§ Data rows:
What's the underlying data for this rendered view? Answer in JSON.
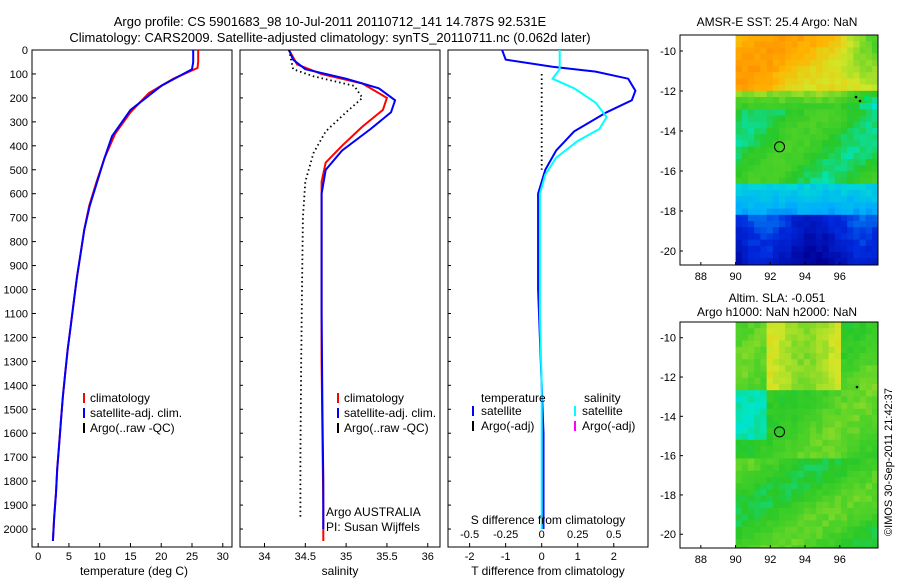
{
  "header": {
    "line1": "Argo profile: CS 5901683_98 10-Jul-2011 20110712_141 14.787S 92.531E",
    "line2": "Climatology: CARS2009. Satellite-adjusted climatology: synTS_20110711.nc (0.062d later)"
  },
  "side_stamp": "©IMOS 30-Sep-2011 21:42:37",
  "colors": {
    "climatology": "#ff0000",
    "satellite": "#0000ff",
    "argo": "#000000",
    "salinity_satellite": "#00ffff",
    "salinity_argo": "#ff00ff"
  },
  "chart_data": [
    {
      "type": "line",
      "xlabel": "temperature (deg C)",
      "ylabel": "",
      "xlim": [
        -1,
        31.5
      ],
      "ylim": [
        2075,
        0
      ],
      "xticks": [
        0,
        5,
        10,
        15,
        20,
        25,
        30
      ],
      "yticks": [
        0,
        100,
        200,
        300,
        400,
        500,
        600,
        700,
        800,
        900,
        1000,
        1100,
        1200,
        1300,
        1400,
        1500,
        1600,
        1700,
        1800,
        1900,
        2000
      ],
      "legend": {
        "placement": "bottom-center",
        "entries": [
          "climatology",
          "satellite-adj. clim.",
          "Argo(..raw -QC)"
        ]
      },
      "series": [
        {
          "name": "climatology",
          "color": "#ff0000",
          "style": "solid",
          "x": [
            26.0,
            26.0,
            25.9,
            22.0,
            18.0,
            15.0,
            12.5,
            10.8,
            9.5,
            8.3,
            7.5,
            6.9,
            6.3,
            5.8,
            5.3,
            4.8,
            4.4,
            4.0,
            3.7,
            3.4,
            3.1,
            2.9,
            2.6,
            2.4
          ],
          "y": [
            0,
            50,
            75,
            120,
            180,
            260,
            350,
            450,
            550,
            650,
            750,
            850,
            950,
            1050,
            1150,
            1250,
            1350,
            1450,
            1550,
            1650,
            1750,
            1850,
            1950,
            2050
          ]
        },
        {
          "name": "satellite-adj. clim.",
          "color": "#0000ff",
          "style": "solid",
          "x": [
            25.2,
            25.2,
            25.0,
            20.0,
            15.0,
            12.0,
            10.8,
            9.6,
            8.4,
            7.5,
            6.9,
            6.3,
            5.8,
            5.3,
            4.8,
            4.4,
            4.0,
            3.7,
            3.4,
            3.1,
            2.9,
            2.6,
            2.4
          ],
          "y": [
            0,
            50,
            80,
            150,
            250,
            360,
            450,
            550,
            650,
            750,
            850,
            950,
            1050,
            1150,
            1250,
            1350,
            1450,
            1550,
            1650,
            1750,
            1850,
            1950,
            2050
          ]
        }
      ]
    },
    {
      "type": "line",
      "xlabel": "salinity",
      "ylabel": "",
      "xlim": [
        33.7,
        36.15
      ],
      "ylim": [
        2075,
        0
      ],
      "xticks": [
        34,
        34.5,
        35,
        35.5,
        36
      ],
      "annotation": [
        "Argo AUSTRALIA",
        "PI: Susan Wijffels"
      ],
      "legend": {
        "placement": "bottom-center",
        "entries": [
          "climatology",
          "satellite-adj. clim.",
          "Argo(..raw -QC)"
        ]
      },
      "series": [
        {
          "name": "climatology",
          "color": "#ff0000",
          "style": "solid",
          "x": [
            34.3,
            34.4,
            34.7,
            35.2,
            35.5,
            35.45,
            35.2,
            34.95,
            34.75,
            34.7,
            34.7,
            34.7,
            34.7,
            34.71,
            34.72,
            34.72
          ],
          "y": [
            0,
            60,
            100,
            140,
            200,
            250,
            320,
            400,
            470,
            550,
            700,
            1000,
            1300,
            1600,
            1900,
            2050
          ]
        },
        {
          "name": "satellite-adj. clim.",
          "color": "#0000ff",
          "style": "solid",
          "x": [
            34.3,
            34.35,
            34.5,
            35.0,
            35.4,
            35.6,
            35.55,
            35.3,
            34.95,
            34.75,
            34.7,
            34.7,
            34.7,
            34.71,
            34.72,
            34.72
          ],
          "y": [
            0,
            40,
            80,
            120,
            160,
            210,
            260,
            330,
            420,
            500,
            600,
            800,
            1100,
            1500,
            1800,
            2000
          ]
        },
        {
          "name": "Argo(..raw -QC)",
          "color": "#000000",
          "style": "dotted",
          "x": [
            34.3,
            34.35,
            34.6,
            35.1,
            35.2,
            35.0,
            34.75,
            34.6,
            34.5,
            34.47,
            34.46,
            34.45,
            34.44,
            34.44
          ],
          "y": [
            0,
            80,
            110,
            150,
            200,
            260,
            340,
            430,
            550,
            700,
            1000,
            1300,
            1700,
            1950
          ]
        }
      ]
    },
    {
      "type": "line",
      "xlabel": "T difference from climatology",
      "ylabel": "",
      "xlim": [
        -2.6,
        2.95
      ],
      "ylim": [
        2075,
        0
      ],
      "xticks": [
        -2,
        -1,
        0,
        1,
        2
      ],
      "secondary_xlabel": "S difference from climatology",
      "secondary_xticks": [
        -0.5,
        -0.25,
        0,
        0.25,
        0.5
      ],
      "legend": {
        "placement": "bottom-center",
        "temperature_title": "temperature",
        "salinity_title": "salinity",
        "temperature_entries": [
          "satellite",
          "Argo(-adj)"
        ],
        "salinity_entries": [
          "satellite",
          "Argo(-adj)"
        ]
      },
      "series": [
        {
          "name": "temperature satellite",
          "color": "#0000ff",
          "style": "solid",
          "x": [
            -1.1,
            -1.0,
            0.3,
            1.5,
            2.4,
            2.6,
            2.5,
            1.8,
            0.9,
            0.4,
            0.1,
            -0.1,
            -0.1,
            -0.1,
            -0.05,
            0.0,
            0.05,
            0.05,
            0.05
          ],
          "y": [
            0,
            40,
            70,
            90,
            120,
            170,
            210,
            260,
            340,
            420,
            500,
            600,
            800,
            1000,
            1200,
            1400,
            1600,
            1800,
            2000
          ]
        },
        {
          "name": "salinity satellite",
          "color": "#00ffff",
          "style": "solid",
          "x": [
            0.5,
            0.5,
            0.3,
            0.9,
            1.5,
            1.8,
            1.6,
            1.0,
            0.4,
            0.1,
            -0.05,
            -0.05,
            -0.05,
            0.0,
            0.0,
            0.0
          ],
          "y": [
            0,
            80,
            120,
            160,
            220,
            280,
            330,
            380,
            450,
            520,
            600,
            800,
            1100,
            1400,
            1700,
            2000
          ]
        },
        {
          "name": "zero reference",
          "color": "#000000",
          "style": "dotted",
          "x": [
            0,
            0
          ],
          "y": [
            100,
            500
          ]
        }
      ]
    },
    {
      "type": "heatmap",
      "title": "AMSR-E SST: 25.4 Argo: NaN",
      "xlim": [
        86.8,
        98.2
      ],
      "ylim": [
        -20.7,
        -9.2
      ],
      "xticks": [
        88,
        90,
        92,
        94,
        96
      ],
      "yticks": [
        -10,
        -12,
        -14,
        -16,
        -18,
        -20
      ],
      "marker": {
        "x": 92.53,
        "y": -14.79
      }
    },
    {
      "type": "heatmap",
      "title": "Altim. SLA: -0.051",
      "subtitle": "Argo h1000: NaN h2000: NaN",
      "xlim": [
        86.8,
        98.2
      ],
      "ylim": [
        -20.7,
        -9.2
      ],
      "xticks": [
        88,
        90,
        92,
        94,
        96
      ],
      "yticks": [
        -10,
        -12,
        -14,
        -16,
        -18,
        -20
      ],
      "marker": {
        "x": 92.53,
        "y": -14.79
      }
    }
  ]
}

§ To do:
A line counts if it holds the word "from". Work out how many lines in the listing count, and give only that number.

§ Answer to the task:
2